What the task asks
Write out, precisely and in full, each line of the material.

Exercise input
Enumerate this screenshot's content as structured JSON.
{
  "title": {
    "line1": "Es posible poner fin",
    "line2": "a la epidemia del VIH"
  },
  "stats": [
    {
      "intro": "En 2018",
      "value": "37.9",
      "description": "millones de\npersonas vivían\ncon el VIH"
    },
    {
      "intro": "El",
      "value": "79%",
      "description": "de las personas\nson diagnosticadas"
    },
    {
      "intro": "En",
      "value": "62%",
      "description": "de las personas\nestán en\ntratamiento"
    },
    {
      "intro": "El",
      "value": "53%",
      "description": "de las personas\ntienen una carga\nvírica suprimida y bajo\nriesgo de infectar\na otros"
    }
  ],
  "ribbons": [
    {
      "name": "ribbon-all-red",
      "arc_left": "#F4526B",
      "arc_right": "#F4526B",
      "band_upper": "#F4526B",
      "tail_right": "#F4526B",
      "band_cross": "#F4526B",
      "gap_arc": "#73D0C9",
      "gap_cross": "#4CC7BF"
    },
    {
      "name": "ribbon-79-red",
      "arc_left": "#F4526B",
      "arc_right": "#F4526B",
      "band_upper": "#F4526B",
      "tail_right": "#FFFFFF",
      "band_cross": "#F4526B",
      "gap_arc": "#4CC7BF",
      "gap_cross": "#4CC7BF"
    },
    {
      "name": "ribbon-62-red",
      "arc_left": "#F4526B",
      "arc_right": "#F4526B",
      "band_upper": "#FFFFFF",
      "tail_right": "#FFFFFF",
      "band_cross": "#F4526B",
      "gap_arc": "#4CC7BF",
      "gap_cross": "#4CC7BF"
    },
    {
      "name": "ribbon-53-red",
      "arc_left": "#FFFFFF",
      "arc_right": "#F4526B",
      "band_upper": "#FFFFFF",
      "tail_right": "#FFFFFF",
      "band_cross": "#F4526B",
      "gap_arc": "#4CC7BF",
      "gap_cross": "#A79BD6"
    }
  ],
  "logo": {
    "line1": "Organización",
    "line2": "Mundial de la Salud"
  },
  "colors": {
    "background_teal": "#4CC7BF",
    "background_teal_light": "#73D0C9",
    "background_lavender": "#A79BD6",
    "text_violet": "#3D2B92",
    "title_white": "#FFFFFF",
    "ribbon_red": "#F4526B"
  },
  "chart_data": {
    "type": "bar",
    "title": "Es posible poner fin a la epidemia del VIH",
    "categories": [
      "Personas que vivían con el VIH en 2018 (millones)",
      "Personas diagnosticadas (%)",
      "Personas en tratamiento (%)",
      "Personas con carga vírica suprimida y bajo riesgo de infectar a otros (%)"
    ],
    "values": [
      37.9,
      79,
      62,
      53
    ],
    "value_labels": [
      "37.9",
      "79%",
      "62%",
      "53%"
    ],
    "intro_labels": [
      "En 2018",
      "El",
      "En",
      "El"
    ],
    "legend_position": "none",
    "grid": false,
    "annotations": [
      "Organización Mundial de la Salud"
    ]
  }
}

Written answer
Enumerate this screenshot's content as structured JSON.
{
  "title": {
    "line1": "Es posible poner fin",
    "line2": "a la epidemia del VIH"
  },
  "stats": [
    {
      "intro": "En 2018",
      "value": "37.9",
      "description": "millones de\npersonas vivían\ncon el VIH"
    },
    {
      "intro": "El",
      "value": "79%",
      "description": "de las personas\nson diagnosticadas"
    },
    {
      "intro": "En",
      "value": "62%",
      "description": "de las personas\nestán en\ntratamiento"
    },
    {
      "intro": "El",
      "value": "53%",
      "description": "de las personas\ntienen una carga\nvírica suprimida y bajo\nriesgo de infectar\na otros"
    }
  ],
  "ribbons": [
    {
      "name": "ribbon-all-red",
      "arc_left": "#F4526B",
      "arc_right": "#F4526B",
      "band_upper": "#F4526B",
      "tail_right": "#F4526B",
      "band_cross": "#F4526B",
      "gap_arc": "#73D0C9",
      "gap_cross": "#4CC7BF"
    },
    {
      "name": "ribbon-79-red",
      "arc_left": "#F4526B",
      "arc_right": "#F4526B",
      "band_upper": "#F4526B",
      "tail_right": "#FFFFFF",
      "band_cross": "#F4526B",
      "gap_arc": "#4CC7BF",
      "gap_cross": "#4CC7BF"
    },
    {
      "name": "ribbon-62-red",
      "arc_left": "#F4526B",
      "arc_right": "#F4526B",
      "band_upper": "#FFFFFF",
      "tail_right": "#FFFFFF",
      "band_cross": "#F4526B",
      "gap_arc": "#4CC7BF",
      "gap_cross": "#4CC7BF"
    },
    {
      "name": "ribbon-53-red",
      "arc_left": "#FFFFFF",
      "arc_right": "#F4526B",
      "band_upper": "#FFFFFF",
      "tail_right": "#FFFFFF",
      "band_cross": "#F4526B",
      "gap_arc": "#4CC7BF",
      "gap_cross": "#A79BD6"
    }
  ],
  "logo": {
    "line1": "Organización",
    "line2": "Mundial de la Salud"
  },
  "colors": {
    "background_teal": "#4CC7BF",
    "background_teal_light": "#73D0C9",
    "background_lavender": "#A79BD6",
    "text_violet": "#3D2B92",
    "title_white": "#FFFFFF",
    "ribbon_red": "#F4526B"
  },
  "chart_data": {
    "type": "bar",
    "title": "Es posible poner fin a la epidemia del VIH",
    "categories": [
      "Personas que vivían con el VIH en 2018 (millones)",
      "Personas diagnosticadas (%)",
      "Personas en tratamiento (%)",
      "Personas con carga vírica suprimida y bajo riesgo de infectar a otros (%)"
    ],
    "values": [
      37.9,
      79,
      62,
      53
    ],
    "value_labels": [
      "37.9",
      "79%",
      "62%",
      "53%"
    ],
    "intro_labels": [
      "En 2018",
      "El",
      "En",
      "El"
    ],
    "legend_position": "none",
    "grid": false,
    "annotations": [
      "Organización Mundial de la Salud"
    ]
  }
}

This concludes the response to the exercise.